What needs to be done: Gather all lines in the entries below that include the word "user".

--- Listing ---

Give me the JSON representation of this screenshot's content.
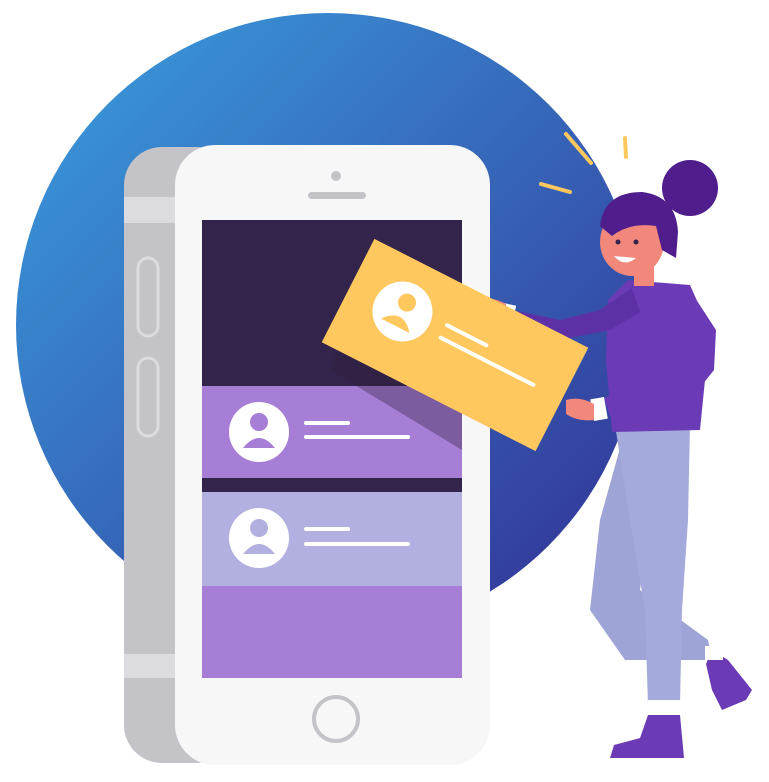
{
  "illustration": {
    "colors": {
      "background": "#ffffff",
      "circle_light": "#3aa0df",
      "circle_dark": "#322e92",
      "phone_body": "#f7f7f7",
      "phone_side": "#c4c3c8",
      "screen_dark": "#33244b",
      "card_purple": "#a77ed5",
      "card_lavender": "#b1b0e1",
      "card_yellow": "#fec85e",
      "avatar_circle": "#ffffff",
      "accent_lines": "#fec85e",
      "person_hair": "#4f1e8c",
      "person_skin": "#f2877b",
      "person_top": "#6b3bb6",
      "person_pants": "#a4aadb",
      "person_shoes": "#6b3bb6"
    },
    "icons": {
      "list_item_avatar": "user-avatar-icon",
      "card_avatar": "user-avatar-icon",
      "home_button": "home-button-icon",
      "speaker": "speaker-icon",
      "camera": "camera-icon"
    },
    "phone_list": {
      "visible_cards": 2,
      "dragged_card": "yellow"
    }
  }
}
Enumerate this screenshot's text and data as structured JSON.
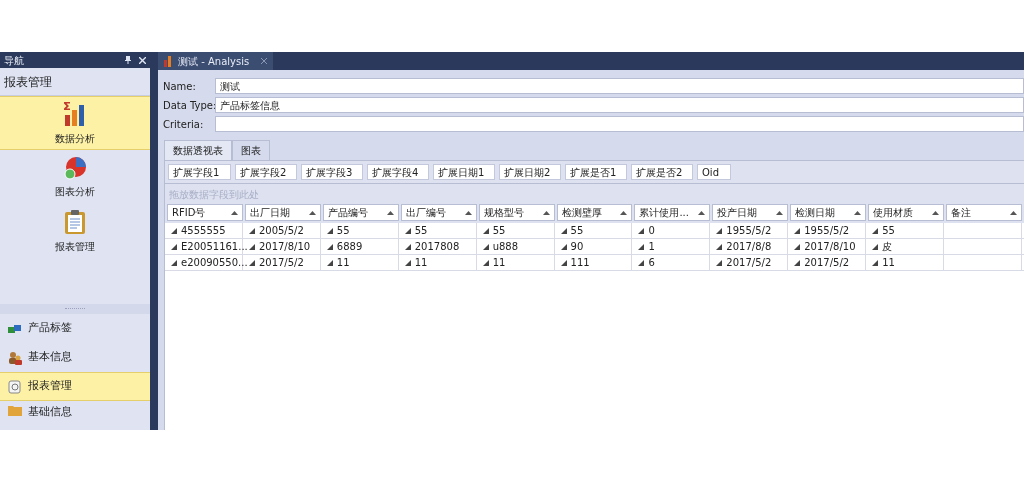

---

Final result:
      "list_item_avatar": "user-avatar-icon",
      "card_avatar": "user-avatar-icon",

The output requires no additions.